Set task:
Transcribe the data that follows precisely, omitting nothing.

Some records:
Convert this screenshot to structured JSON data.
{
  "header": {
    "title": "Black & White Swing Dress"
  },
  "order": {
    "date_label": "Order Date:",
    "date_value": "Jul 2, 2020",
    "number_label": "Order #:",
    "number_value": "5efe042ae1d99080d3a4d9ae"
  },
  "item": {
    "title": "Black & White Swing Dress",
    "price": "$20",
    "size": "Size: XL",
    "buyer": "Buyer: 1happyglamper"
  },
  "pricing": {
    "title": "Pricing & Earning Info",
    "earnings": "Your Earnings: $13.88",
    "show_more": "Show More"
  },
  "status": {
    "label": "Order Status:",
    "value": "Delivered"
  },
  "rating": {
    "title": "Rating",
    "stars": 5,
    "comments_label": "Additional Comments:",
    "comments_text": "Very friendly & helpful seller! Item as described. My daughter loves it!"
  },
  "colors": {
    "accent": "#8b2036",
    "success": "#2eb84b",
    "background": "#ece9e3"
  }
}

Exercise result:
Convert this screenshot to structured JSON data.
{
  "header": {
    "title": "Black & White Swing Dress"
  },
  "order": {
    "date_label": "Order Date:",
    "date_value": "Jul 2, 2020",
    "number_label": "Order #:",
    "number_value": "5efe042ae1d99080d3a4d9ae"
  },
  "item": {
    "title": "Black & White Swing Dress",
    "price": "$20",
    "size": "Size: XL",
    "buyer": "Buyer: 1happyglamper"
  },
  "pricing": {
    "title": "Pricing & Earning Info",
    "earnings": "Your Earnings: $13.88",
    "show_more": "Show More"
  },
  "status": {
    "label": "Order Status:",
    "value": "Delivered"
  },
  "rating": {
    "title": "Rating",
    "stars": 5,
    "comments_label": "Additional Comments:",
    "comments_text": "Very friendly & helpful seller! Item as described. My daughter loves it!"
  },
  "colors": {
    "accent": "#8b2036",
    "success": "#2eb84b",
    "background": "#ece9e3"
  }
}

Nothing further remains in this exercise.